::: Material provided :::

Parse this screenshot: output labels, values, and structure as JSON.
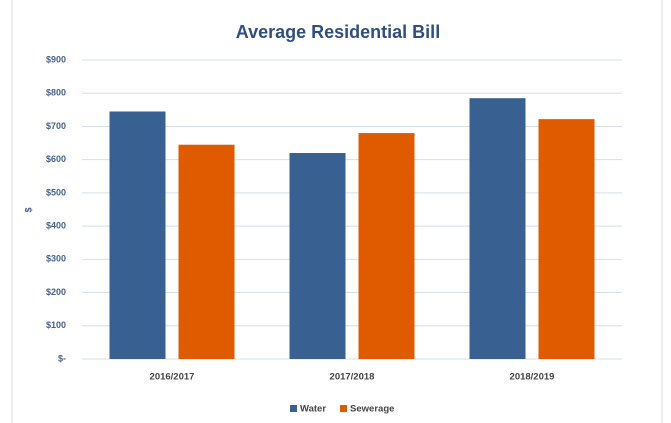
{
  "chart_data": {
    "type": "bar",
    "title": "Average Residential Bill",
    "y_label": "$",
    "categories": [
      "2016/2017",
      "2017/2018",
      "2018/2019"
    ],
    "series": [
      {
        "name": "Water",
        "color": "#386090",
        "values": [
          745,
          620,
          785
        ]
      },
      {
        "name": "Sewerage",
        "color": "#e05a00",
        "values": [
          645,
          680,
          722
        ]
      }
    ],
    "ylim": [
      0,
      900
    ],
    "yticks": [
      {
        "value": 0,
        "label": "$-"
      },
      {
        "value": 100,
        "label": "$100"
      },
      {
        "value": 200,
        "label": "$200"
      },
      {
        "value": 300,
        "label": "$300"
      },
      {
        "value": 400,
        "label": "$400"
      },
      {
        "value": 500,
        "label": "$500"
      },
      {
        "value": 600,
        "label": "$600"
      },
      {
        "value": 700,
        "label": "$700"
      },
      {
        "value": 800,
        "label": "$800"
      },
      {
        "value": 900,
        "label": "$900"
      }
    ],
    "grid": true,
    "legend": "bottom"
  }
}
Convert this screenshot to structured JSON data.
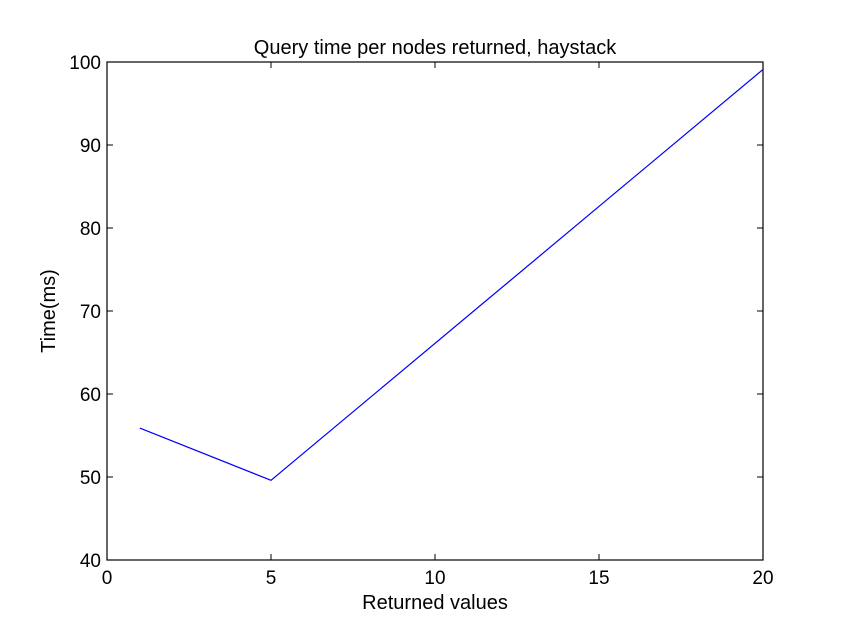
{
  "chart_data": {
    "type": "line",
    "title": "Query time per nodes returned, haystack",
    "xlabel": "Returned values",
    "ylabel": "Time(ms)",
    "xlim": [
      0,
      20
    ],
    "ylim": [
      40,
      100
    ],
    "xticks": [
      0,
      5,
      10,
      15,
      20
    ],
    "yticks": [
      40,
      50,
      60,
      70,
      80,
      90,
      100
    ],
    "grid": false,
    "series": [
      {
        "color": "#0000ff",
        "x": [
          1,
          5,
          20
        ],
        "y": [
          55.9,
          49.6,
          99.1
        ]
      }
    ]
  }
}
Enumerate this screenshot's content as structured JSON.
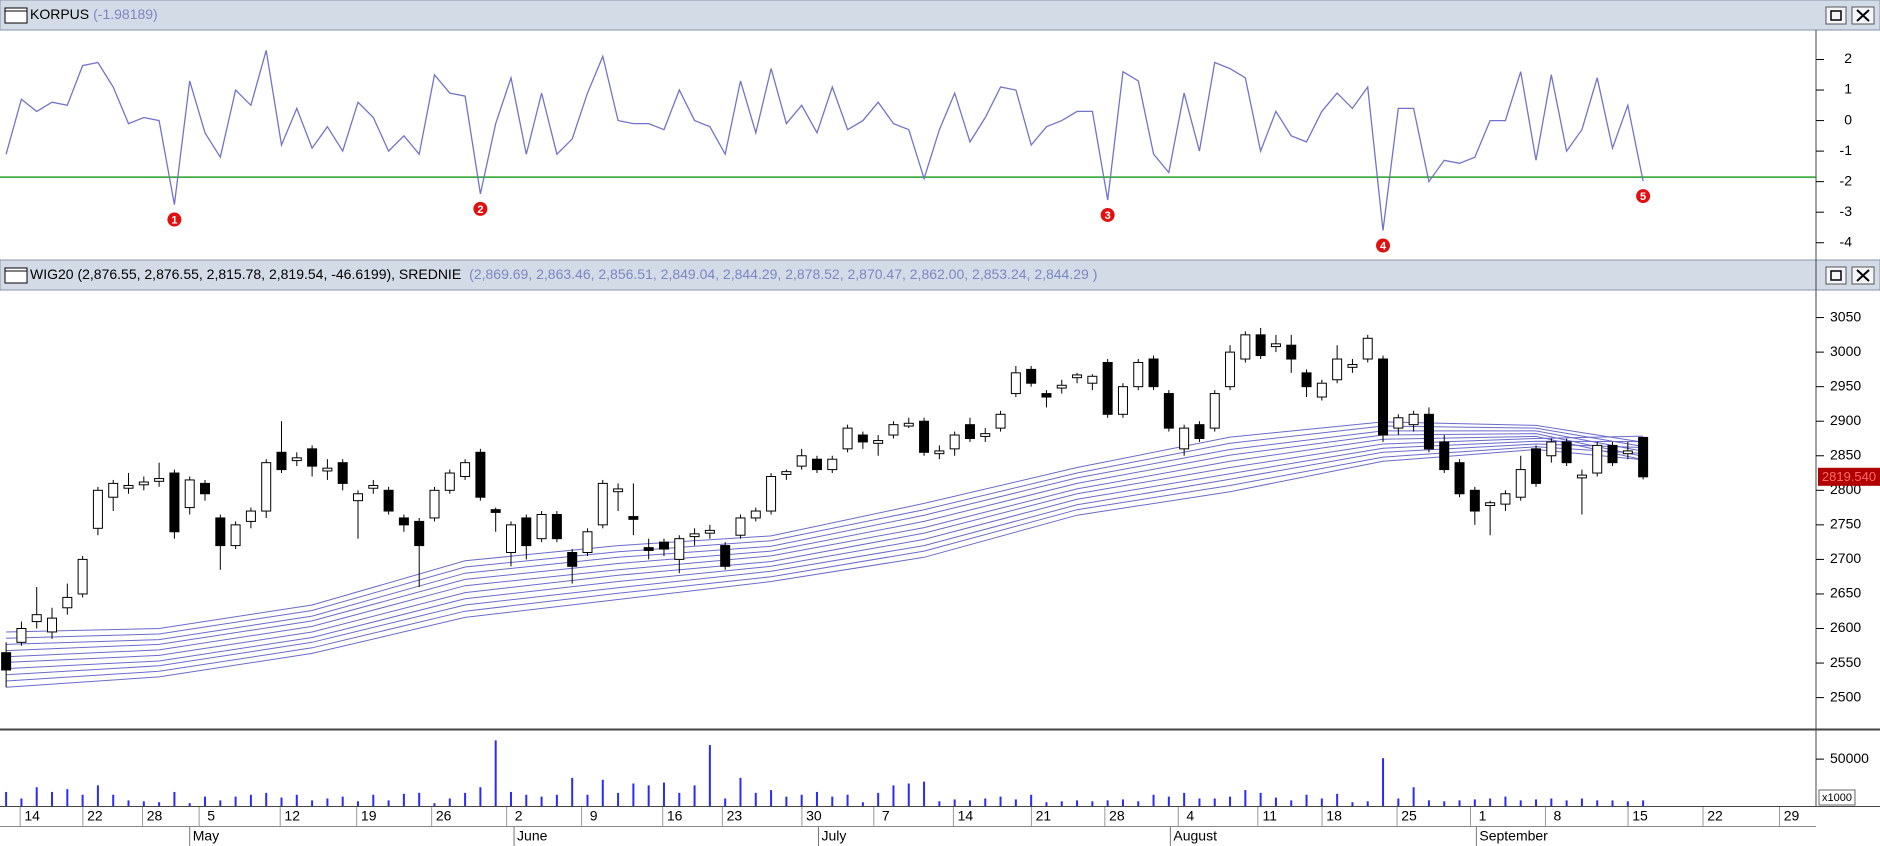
{
  "chart_data": [
    {
      "type": "line",
      "title": "KORPUS",
      "subtitle": "(-1.98189)",
      "color": "#7373cc",
      "xlim": [
        -0.4,
        118.3
      ],
      "ylim": [
        -4.5,
        2.9
      ],
      "yticks": [
        -4,
        -3,
        -2,
        -1,
        0,
        1,
        2
      ],
      "threshold": -1.85,
      "threshold_color": "#22a022",
      "values": [
        -1.1,
        0.7,
        0.3,
        0.6,
        0.5,
        1.8,
        1.9,
        1.1,
        -0.1,
        0.1,
        0.0,
        -2.75,
        1.3,
        -0.4,
        -1.2,
        1.0,
        0.5,
        2.3,
        -0.8,
        0.4,
        -0.9,
        -0.2,
        -1.0,
        0.6,
        0.1,
        -1.0,
        -0.5,
        -1.1,
        1.5,
        0.9,
        0.8,
        -2.4,
        -0.1,
        1.4,
        -1.1,
        0.9,
        -1.1,
        -0.6,
        0.9,
        2.1,
        0.0,
        -0.1,
        -0.1,
        -0.3,
        1.0,
        0.0,
        -0.2,
        -1.1,
        1.3,
        -0.4,
        1.7,
        -0.1,
        0.5,
        -0.4,
        1.1,
        -0.3,
        0.0,
        0.6,
        -0.1,
        -0.3,
        -1.9,
        -0.3,
        0.9,
        -0.7,
        0.1,
        1.1,
        1.0,
        -0.8,
        -0.2,
        0.0,
        0.3,
        0.3,
        -2.6,
        1.6,
        1.3,
        -1.1,
        -1.7,
        0.9,
        -1.0,
        1.9,
        1.7,
        1.4,
        -1.0,
        0.3,
        -0.5,
        -0.7,
        0.3,
        0.9,
        0.4,
        1.1,
        -3.6,
        0.4,
        0.4,
        -2.0,
        -1.3,
        -1.4,
        -1.2,
        0.0,
        0.0,
        1.6,
        -1.3,
        1.5,
        -1.0,
        -0.3,
        1.4,
        -0.9,
        0.5,
        -1.98189
      ],
      "annotations": [
        {
          "x": 11,
          "text": "1"
        },
        {
          "x": 31,
          "text": "2"
        },
        {
          "x": 72,
          "text": "3"
        },
        {
          "x": 90,
          "text": "4"
        },
        {
          "x": 107,
          "text": "5"
        }
      ]
    },
    {
      "type": "candlestick",
      "title": "WIG20 (2,876.55, 2,876.55, 2,815.78, 2,819.54, -46.6199), SREDNIE",
      "subtitle": "(2,869.69, 2,863.46, 2,856.51, 2,849.04, 2,844.29, 2,878.52, 2,870.47, 2,862.00, 2,853.24, 2,844.29 )",
      "xlim": [
        -0.4,
        118.3
      ],
      "ylim": [
        2456,
        3087
      ],
      "yticks": [
        2500,
        2550,
        2600,
        2650,
        2700,
        2750,
        2800,
        2850,
        2900,
        2950,
        3000,
        3050
      ],
      "open": [
        2565,
        2580,
        2610,
        2595,
        2630,
        2650,
        2745,
        2790,
        2803,
        2808,
        2813,
        2825,
        2775,
        2810,
        2760,
        2720,
        2755,
        2770,
        2855,
        2843,
        2860,
        2828,
        2840,
        2785,
        2803,
        2800,
        2760,
        2755,
        2760,
        2800,
        2820,
        2855,
        2772,
        2710,
        2760,
        2730,
        2765,
        2710,
        2710,
        2750,
        2798,
        2762,
        2717,
        2725,
        2700,
        2733,
        2738,
        2720,
        2735,
        2760,
        2770,
        2823,
        2835,
        2845,
        2830,
        2860,
        2880,
        2868,
        2880,
        2893,
        2900,
        2853,
        2860,
        2895,
        2878,
        2890,
        2940,
        2975,
        2940,
        2948,
        2963,
        2955,
        2985,
        2910,
        2950,
        2990,
        2940,
        2860,
        2895,
        2890,
        2950,
        2990,
        3025,
        3008,
        3010,
        2970,
        2935,
        2960,
        2978,
        2990,
        2990,
        2890,
        2895,
        2910,
        2870,
        2840,
        2800,
        2778,
        2780,
        2790,
        2860,
        2850,
        2870,
        2818,
        2825,
        2865,
        2853,
        2876.55
      ],
      "high": [
        2580,
        2610,
        2660,
        2630,
        2665,
        2705,
        2805,
        2815,
        2825,
        2820,
        2840,
        2830,
        2820,
        2815,
        2765,
        2755,
        2775,
        2845,
        2900,
        2855,
        2865,
        2845,
        2845,
        2800,
        2815,
        2805,
        2765,
        2760,
        2805,
        2830,
        2845,
        2860,
        2775,
        2755,
        2765,
        2770,
        2770,
        2715,
        2745,
        2815,
        2810,
        2810,
        2730,
        2730,
        2735,
        2745,
        2750,
        2725,
        2765,
        2775,
        2825,
        2830,
        2860,
        2850,
        2850,
        2895,
        2885,
        2880,
        2900,
        2905,
        2905,
        2865,
        2885,
        2905,
        2890,
        2915,
        2980,
        2980,
        2945,
        2960,
        2970,
        2968,
        2990,
        2955,
        2990,
        2995,
        2945,
        2895,
        2900,
        2945,
        3010,
        3030,
        3035,
        3025,
        3025,
        2975,
        2960,
        3010,
        2990,
        3025,
        2995,
        2910,
        2915,
        2920,
        2880,
        2845,
        2805,
        2785,
        2800,
        2850,
        2865,
        2875,
        2875,
        2830,
        2870,
        2870,
        2870,
        2876.55
      ],
      "low": [
        2515,
        2575,
        2600,
        2585,
        2620,
        2645,
        2735,
        2770,
        2795,
        2800,
        2805,
        2730,
        2765,
        2785,
        2685,
        2715,
        2745,
        2760,
        2825,
        2835,
        2820,
        2815,
        2800,
        2730,
        2795,
        2765,
        2740,
        2660,
        2755,
        2795,
        2815,
        2785,
        2740,
        2690,
        2700,
        2725,
        2725,
        2665,
        2705,
        2745,
        2770,
        2735,
        2700,
        2705,
        2680,
        2720,
        2730,
        2685,
        2730,
        2755,
        2765,
        2815,
        2830,
        2825,
        2825,
        2855,
        2860,
        2850,
        2875,
        2890,
        2850,
        2845,
        2850,
        2870,
        2870,
        2885,
        2935,
        2950,
        2920,
        2940,
        2955,
        2945,
        2905,
        2905,
        2945,
        2945,
        2885,
        2850,
        2870,
        2885,
        2945,
        2985,
        2990,
        3000,
        2970,
        2935,
        2930,
        2955,
        2970,
        2985,
        2870,
        2880,
        2885,
        2855,
        2825,
        2790,
        2750,
        2735,
        2770,
        2785,
        2805,
        2840,
        2835,
        2765,
        2820,
        2835,
        2845,
        2815.78
      ],
      "close": [
        2540,
        2600,
        2620,
        2615,
        2645,
        2700,
        2800,
        2810,
        2807,
        2812,
        2817,
        2740,
        2815,
        2795,
        2720,
        2750,
        2770,
        2840,
        2830,
        2847,
        2835,
        2832,
        2810,
        2795,
        2807,
        2770,
        2750,
        2720,
        2800,
        2825,
        2840,
        2790,
        2768,
        2750,
        2720,
        2765,
        2730,
        2690,
        2740,
        2810,
        2802,
        2758,
        2713,
        2715,
        2730,
        2737,
        2742,
        2690,
        2760,
        2770,
        2820,
        2827,
        2850,
        2830,
        2845,
        2890,
        2870,
        2872,
        2895,
        2897,
        2855,
        2857,
        2880,
        2875,
        2882,
        2910,
        2970,
        2955,
        2935,
        2952,
        2967,
        2965,
        2910,
        2950,
        2985,
        2950,
        2890,
        2890,
        2875,
        2940,
        3000,
        3025,
        2995,
        3012,
        2990,
        2950,
        2955,
        2990,
        2982,
        3020,
        2880,
        2905,
        2910,
        2860,
        2830,
        2795,
        2770,
        2782,
        2795,
        2830,
        2810,
        2870,
        2840,
        2822,
        2865,
        2840,
        2857,
        2819.54
      ],
      "ma_x": [
        0,
        10,
        20,
        30,
        40,
        50,
        60,
        70,
        80,
        90,
        100,
        107
      ],
      "ma_color": "#6a6acc",
      "series": [
        {
          "values": [
            2595,
            2600,
            2634,
            2698,
            2720,
            2734,
            2781,
            2833,
            2877,
            2899,
            2894,
            2869.69
          ]
        },
        {
          "values": [
            2586,
            2592,
            2626,
            2689,
            2711,
            2727,
            2772,
            2825,
            2868,
            2893,
            2890,
            2863.46
          ]
        },
        {
          "values": [
            2577,
            2584,
            2618,
            2680,
            2703,
            2719,
            2764,
            2818,
            2859,
            2886,
            2886,
            2856.51
          ]
        },
        {
          "values": [
            2568,
            2577,
            2611,
            2671,
            2694,
            2712,
            2755,
            2810,
            2851,
            2880,
            2882,
            2849.04
          ]
        },
        {
          "values": [
            2559,
            2569,
            2603,
            2662,
            2685,
            2705,
            2746,
            2802,
            2842,
            2874,
            2878,
            2844.29
          ]
        },
        {
          "values": [
            2551,
            2561,
            2595,
            2652,
            2677,
            2697,
            2738,
            2795,
            2833,
            2867,
            2875,
            2878.52
          ]
        },
        {
          "values": [
            2542,
            2553,
            2587,
            2643,
            2668,
            2690,
            2729,
            2787,
            2824,
            2861,
            2871,
            2870.47
          ]
        },
        {
          "values": [
            2533,
            2546,
            2580,
            2634,
            2659,
            2683,
            2720,
            2779,
            2816,
            2855,
            2867,
            2862
          ]
        },
        {
          "values": [
            2524,
            2538,
            2572,
            2625,
            2651,
            2675,
            2712,
            2772,
            2807,
            2848,
            2863,
            2853.24
          ]
        },
        {
          "values": [
            2515,
            2530,
            2564,
            2616,
            2642,
            2668,
            2703,
            2764,
            2798,
            2842,
            2859,
            2844.29
          ]
        }
      ],
      "price_marker": {
        "value": 2819.54,
        "label": "2819.540"
      }
    },
    {
      "type": "bar",
      "color": "#2a2aff",
      "unit_label": "x1000",
      "xlim": [
        -0.4,
        118.3
      ],
      "ylim": [
        0,
        80000
      ],
      "yticks": [
        50000
      ],
      "values": [
        15000,
        8000,
        20000,
        15000,
        18000,
        12000,
        22000,
        12000,
        6000,
        5000,
        4000,
        15000,
        3000,
        10000,
        6000,
        10000,
        12000,
        14000,
        9000,
        12000,
        6000,
        8000,
        10000,
        5000,
        12000,
        6000,
        13000,
        14000,
        3000,
        8000,
        14000,
        20000,
        70000,
        15000,
        12000,
        10000,
        12000,
        30000,
        12000,
        28000,
        14000,
        24000,
        22000,
        25000,
        14000,
        22000,
        65000,
        8000,
        30000,
        14000,
        17000,
        10000,
        12000,
        15000,
        10000,
        12000,
        4000,
        14000,
        22000,
        24000,
        26000,
        5000,
        7000,
        6000,
        8000,
        10000,
        7000,
        12000,
        4000,
        5000,
        6000,
        5000,
        6000,
        7000,
        5000,
        12000,
        10000,
        14000,
        8000,
        8000,
        10000,
        17000,
        14000,
        9000,
        6000,
        12000,
        8000,
        13000,
        4000,
        5000,
        51000,
        8000,
        20000,
        6000,
        5000,
        6000,
        7000,
        8000,
        10000,
        6000,
        7000,
        8000,
        6000,
        8000,
        6000,
        6000,
        5000,
        6000
      ],
      "xticks": [
        {
          "value": 1.7,
          "label": "14"
        },
        {
          "value": 5.8,
          "label": "22"
        },
        {
          "value": 9.7,
          "label": "28"
        },
        {
          "value": 13.4,
          "label": "5"
        },
        {
          "value": 18.7,
          "label": "12"
        },
        {
          "value": 23.7,
          "label": "19"
        },
        {
          "value": 28.6,
          "label": "26"
        },
        {
          "value": 33.5,
          "label": "2"
        },
        {
          "value": 38.4,
          "label": "9"
        },
        {
          "value": 43.7,
          "label": "16"
        },
        {
          "value": 47.6,
          "label": "23"
        },
        {
          "value": 52.8,
          "label": "30"
        },
        {
          "value": 57.5,
          "label": "7"
        },
        {
          "value": 62.7,
          "label": "14"
        },
        {
          "value": 67.8,
          "label": "21"
        },
        {
          "value": 72.6,
          "label": "28"
        },
        {
          "value": 77.4,
          "label": "4"
        },
        {
          "value": 82.6,
          "label": "11"
        },
        {
          "value": 86.8,
          "label": "18"
        },
        {
          "value": 91.7,
          "label": "25"
        },
        {
          "value": 96.5,
          "label": "1"
        },
        {
          "value": 101.4,
          "label": "8"
        },
        {
          "value": 106.8,
          "label": "15"
        },
        {
          "value": 111.7,
          "label": "22"
        },
        {
          "value": 116.7,
          "label": "29"
        }
      ],
      "month_ticks": [
        {
          "value": 12.0,
          "label": "May"
        },
        {
          "value": 33.2,
          "label": "June"
        },
        {
          "value": 53.1,
          "label": "July"
        },
        {
          "value": 76.1,
          "label": "August"
        },
        {
          "value": 96.1,
          "label": "September"
        }
      ]
    }
  ]
}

:::

* **The problem**: Locate and copy each line in the data above that includes the word "screenshot".

* **Complete output**:
Parse this screenshot: output labels, values, and structure as JSON.
Convert this screenshot to structured JSON data.
Enumerate this screenshot's content as structured JSON.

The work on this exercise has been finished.